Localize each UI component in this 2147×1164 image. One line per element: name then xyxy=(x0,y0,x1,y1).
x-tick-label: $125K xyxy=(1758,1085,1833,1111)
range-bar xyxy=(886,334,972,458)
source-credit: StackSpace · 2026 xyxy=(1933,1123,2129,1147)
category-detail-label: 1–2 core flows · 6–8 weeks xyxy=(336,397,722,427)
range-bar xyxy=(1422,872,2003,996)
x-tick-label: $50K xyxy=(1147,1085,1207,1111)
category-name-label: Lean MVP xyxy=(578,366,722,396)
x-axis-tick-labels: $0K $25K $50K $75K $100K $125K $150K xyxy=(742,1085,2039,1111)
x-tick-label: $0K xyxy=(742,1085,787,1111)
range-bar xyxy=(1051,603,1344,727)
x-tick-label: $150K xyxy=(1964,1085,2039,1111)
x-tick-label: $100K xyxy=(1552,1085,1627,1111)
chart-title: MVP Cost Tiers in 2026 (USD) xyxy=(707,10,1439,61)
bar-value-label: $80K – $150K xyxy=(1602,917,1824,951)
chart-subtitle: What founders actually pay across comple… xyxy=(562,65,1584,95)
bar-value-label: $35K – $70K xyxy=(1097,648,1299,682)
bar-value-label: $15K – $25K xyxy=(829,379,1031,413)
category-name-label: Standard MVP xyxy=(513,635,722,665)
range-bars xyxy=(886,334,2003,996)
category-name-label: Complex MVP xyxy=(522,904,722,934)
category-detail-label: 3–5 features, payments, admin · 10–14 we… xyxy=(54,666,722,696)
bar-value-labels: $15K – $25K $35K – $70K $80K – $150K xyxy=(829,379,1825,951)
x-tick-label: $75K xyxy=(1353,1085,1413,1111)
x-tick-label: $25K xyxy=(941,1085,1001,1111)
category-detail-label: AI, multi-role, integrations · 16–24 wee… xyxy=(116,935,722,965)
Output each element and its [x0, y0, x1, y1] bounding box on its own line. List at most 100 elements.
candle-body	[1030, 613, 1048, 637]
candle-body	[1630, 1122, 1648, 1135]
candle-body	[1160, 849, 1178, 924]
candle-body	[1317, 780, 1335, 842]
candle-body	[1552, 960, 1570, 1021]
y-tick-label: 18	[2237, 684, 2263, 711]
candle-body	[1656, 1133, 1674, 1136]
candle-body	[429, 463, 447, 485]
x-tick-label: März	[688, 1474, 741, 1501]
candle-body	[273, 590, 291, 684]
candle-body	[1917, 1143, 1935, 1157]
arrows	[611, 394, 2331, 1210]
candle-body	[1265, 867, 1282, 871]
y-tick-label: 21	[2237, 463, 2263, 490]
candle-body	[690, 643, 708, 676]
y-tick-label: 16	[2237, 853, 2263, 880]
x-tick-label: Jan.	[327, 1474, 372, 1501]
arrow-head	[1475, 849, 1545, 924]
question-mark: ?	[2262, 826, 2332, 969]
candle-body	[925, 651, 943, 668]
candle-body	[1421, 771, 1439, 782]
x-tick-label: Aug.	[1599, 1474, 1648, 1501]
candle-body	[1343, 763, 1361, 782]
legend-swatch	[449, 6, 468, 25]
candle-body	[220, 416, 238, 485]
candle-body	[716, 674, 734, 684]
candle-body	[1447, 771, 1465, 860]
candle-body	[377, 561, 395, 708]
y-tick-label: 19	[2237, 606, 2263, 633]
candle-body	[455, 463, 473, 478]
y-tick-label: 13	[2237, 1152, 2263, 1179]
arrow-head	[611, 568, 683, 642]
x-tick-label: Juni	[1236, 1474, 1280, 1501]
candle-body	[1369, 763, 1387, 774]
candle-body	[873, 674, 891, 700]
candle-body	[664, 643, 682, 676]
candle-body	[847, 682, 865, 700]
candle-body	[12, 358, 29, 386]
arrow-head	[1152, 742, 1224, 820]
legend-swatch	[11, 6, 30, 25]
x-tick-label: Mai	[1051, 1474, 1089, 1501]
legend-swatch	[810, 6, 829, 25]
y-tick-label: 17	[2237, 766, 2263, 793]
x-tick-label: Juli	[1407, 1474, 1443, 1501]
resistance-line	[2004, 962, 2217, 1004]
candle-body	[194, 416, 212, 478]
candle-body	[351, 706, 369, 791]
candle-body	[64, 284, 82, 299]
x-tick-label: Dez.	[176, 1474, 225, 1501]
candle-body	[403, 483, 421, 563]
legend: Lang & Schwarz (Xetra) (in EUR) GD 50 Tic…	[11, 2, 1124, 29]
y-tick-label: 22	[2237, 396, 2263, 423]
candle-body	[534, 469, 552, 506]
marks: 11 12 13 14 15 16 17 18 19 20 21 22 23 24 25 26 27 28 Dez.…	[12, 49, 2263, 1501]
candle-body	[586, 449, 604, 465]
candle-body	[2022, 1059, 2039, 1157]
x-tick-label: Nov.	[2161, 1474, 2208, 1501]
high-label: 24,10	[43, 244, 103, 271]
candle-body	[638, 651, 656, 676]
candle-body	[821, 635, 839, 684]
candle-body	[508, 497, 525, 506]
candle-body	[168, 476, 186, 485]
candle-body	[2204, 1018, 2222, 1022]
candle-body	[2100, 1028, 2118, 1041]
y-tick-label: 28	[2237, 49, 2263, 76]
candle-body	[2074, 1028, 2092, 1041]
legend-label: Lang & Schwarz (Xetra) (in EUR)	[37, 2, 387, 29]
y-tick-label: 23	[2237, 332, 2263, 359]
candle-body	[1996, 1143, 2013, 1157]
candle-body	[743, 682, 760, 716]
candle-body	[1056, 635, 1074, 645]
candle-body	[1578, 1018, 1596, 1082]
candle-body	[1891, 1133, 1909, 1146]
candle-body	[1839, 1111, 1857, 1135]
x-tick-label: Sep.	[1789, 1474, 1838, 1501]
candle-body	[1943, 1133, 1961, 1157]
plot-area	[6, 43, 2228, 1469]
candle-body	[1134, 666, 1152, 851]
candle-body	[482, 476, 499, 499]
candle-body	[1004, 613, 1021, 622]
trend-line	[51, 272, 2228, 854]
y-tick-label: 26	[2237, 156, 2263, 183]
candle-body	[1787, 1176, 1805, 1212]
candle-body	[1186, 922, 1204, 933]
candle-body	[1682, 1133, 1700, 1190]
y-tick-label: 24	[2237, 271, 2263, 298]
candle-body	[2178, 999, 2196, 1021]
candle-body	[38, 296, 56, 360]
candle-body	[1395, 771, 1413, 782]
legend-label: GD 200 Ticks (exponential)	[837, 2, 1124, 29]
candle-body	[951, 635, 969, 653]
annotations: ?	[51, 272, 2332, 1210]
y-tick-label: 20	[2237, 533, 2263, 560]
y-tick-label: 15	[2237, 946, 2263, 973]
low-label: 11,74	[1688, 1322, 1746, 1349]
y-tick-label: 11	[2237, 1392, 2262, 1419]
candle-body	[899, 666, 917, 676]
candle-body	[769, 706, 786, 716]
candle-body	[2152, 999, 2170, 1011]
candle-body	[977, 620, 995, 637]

=====

Given problem » Can you reproduce every line of the listing above, word for word and in the same order?

Answer to the problem »
Localize each UI component in this 2147×1164 image. One line per element: name then xyxy=(x0,y0,x1,y1).
x-tick-label: $125K xyxy=(1758,1085,1833,1111)
range-bar xyxy=(886,334,972,458)
source-credit: StackSpace · 2026 xyxy=(1933,1123,2129,1147)
category-detail-label: 1–2 core flows · 6–8 weeks xyxy=(336,397,722,427)
range-bar xyxy=(1422,872,2003,996)
x-tick-label: $50K xyxy=(1147,1085,1207,1111)
category-name-label: Lean MVP xyxy=(578,366,722,396)
x-axis-tick-labels: $0K $25K $50K $75K $100K $125K $150K xyxy=(742,1085,2039,1111)
x-tick-label: $0K xyxy=(742,1085,787,1111)
range-bar xyxy=(1051,603,1344,727)
x-tick-label: $150K xyxy=(1964,1085,2039,1111)
x-tick-label: $100K xyxy=(1552,1085,1627,1111)
chart-title: MVP Cost Tiers in 2026 (USD) xyxy=(707,10,1439,61)
bar-value-label: $80K – $150K xyxy=(1602,917,1824,951)
chart-subtitle: What founders actually pay across comple… xyxy=(562,65,1584,95)
bar-value-label: $35K – $70K xyxy=(1097,648,1299,682)
bar-value-label: $15K – $25K xyxy=(829,379,1031,413)
category-name-label: Standard MVP xyxy=(513,635,722,665)
range-bars xyxy=(886,334,2003,996)
category-name-label: Complex MVP xyxy=(522,904,722,934)
category-detail-label: 3–5 features, payments, admin · 10–14 we… xyxy=(54,666,722,696)
bar-value-labels: $15K – $25K $35K – $70K $80K – $150K xyxy=(829,379,1825,951)
x-tick-label: $75K xyxy=(1353,1085,1413,1111)
x-tick-label: $25K xyxy=(941,1085,1001,1111)
category-detail-label: AI, multi-role, integrations · 16–24 wee… xyxy=(116,935,722,965)
Output each element and its [x0, y0, x1, y1] bounding box on its own line. List at most 100 elements.
candle-body	[1030, 613, 1048, 637]
candle-body	[1630, 1122, 1648, 1135]
candle-body	[1160, 849, 1178, 924]
candle-body	[1317, 780, 1335, 842]
candle-body	[1552, 960, 1570, 1021]
y-tick-label: 18	[2237, 684, 2263, 711]
candle-body	[1656, 1133, 1674, 1136]
candle-body	[429, 463, 447, 485]
x-tick-label: März	[688, 1474, 741, 1501]
candle-body	[273, 590, 291, 684]
candle-body	[1917, 1143, 1935, 1157]
arrows	[611, 394, 2331, 1210]
candle-body	[1265, 867, 1282, 871]
y-tick-label: 21	[2237, 463, 2263, 490]
candle-body	[690, 643, 708, 676]
y-tick-label: 16	[2237, 853, 2263, 880]
x-tick-label: Jan.	[327, 1474, 372, 1501]
arrow-head	[1475, 849, 1545, 924]
question-mark: ?	[2262, 826, 2332, 969]
candle-body	[925, 651, 943, 668]
candle-body	[1421, 771, 1439, 782]
x-tick-label: Aug.	[1599, 1474, 1648, 1501]
candle-body	[1343, 763, 1361, 782]
legend-swatch	[449, 6, 468, 25]
candle-body	[220, 416, 238, 485]
candle-body	[716, 674, 734, 684]
candle-body	[1447, 771, 1465, 860]
candle-body	[377, 561, 395, 708]
y-tick-label: 19	[2237, 606, 2263, 633]
candle-body	[455, 463, 473, 478]
y-tick-label: 13	[2237, 1152, 2263, 1179]
arrow-head	[611, 568, 683, 642]
x-tick-label: Juni	[1236, 1474, 1280, 1501]
candle-body	[1369, 763, 1387, 774]
candle-body	[873, 674, 891, 700]
candle-body	[664, 643, 682, 676]
candle-body	[847, 682, 865, 700]
candle-body	[12, 358, 29, 386]
arrow-head	[1152, 742, 1224, 820]
legend-swatch	[11, 6, 30, 25]
x-tick-label: Mai	[1051, 1474, 1089, 1501]
legend-swatch	[810, 6, 829, 25]
y-tick-label: 17	[2237, 766, 2263, 793]
x-tick-label: Juli	[1407, 1474, 1443, 1501]
resistance-line	[2004, 962, 2217, 1004]
candle-body	[194, 416, 212, 478]
candle-body	[351, 706, 369, 791]
candle-body	[64, 284, 82, 299]
x-tick-label: Dez.	[176, 1474, 225, 1501]
candle-body	[403, 483, 421, 563]
legend: Lang & Schwarz (Xetra) (in EUR) GD 50 Tic…	[11, 2, 1124, 29]
y-tick-label: 22	[2237, 396, 2263, 423]
candle-body	[534, 469, 552, 506]
marks: 11 12 13 14 15 16 17 18 19 20 21 22 23 24 25 26 27 28 Dez.…	[12, 49, 2263, 1501]
candle-body	[586, 449, 604, 465]
candle-body	[2022, 1059, 2039, 1157]
x-tick-label: Nov.	[2161, 1474, 2208, 1501]
high-label: 24,10	[43, 244, 103, 271]
candle-body	[638, 651, 656, 676]
candle-body	[821, 635, 839, 684]
candle-body	[508, 497, 525, 506]
candle-body	[168, 476, 186, 485]
candle-body	[2204, 1018, 2222, 1022]
candle-body	[2100, 1028, 2118, 1041]
y-tick-label: 28	[2237, 49, 2263, 76]
candle-body	[2074, 1028, 2092, 1041]
legend-label: Lang & Schwarz (Xetra) (in EUR)	[37, 2, 387, 29]
y-tick-label: 23	[2237, 332, 2263, 359]
candle-body	[1996, 1143, 2013, 1157]
candle-body	[743, 682, 760, 716]
candle-body	[1056, 635, 1074, 645]
candle-body	[1578, 1018, 1596, 1082]
candle-body	[1891, 1133, 1909, 1146]
candle-body	[1839, 1111, 1857, 1135]
x-tick-label: Sep.	[1789, 1474, 1838, 1501]
candle-body	[1943, 1133, 1961, 1157]
plot-area	[6, 43, 2228, 1469]
candle-body	[1134, 666, 1152, 851]
candle-body	[482, 476, 499, 499]
candle-body	[1004, 613, 1021, 622]
trend-line	[51, 272, 2228, 854]
y-tick-label: 26	[2237, 156, 2263, 183]
candle-body	[1787, 1176, 1805, 1212]
candle-body	[1186, 922, 1204, 933]
candle-body	[1682, 1133, 1700, 1190]
y-tick-label: 24	[2237, 271, 2263, 298]
candle-body	[2178, 999, 2196, 1021]
candle-body	[38, 296, 56, 360]
candle-body	[1395, 771, 1413, 782]
legend-label: GD 200 Ticks (exponential)	[837, 2, 1124, 29]
candle-body	[951, 635, 969, 653]
annotations: ?	[51, 272, 2332, 1210]
y-tick-label: 20	[2237, 533, 2263, 560]
y-tick-label: 15	[2237, 946, 2263, 973]
low-label: 11,74	[1688, 1322, 1746, 1349]
y-tick-label: 11	[2237, 1392, 2262, 1419]
candle-body	[899, 666, 917, 676]
candle-body	[769, 706, 786, 716]
candle-body	[2152, 999, 2170, 1011]
candle-body	[977, 620, 995, 637]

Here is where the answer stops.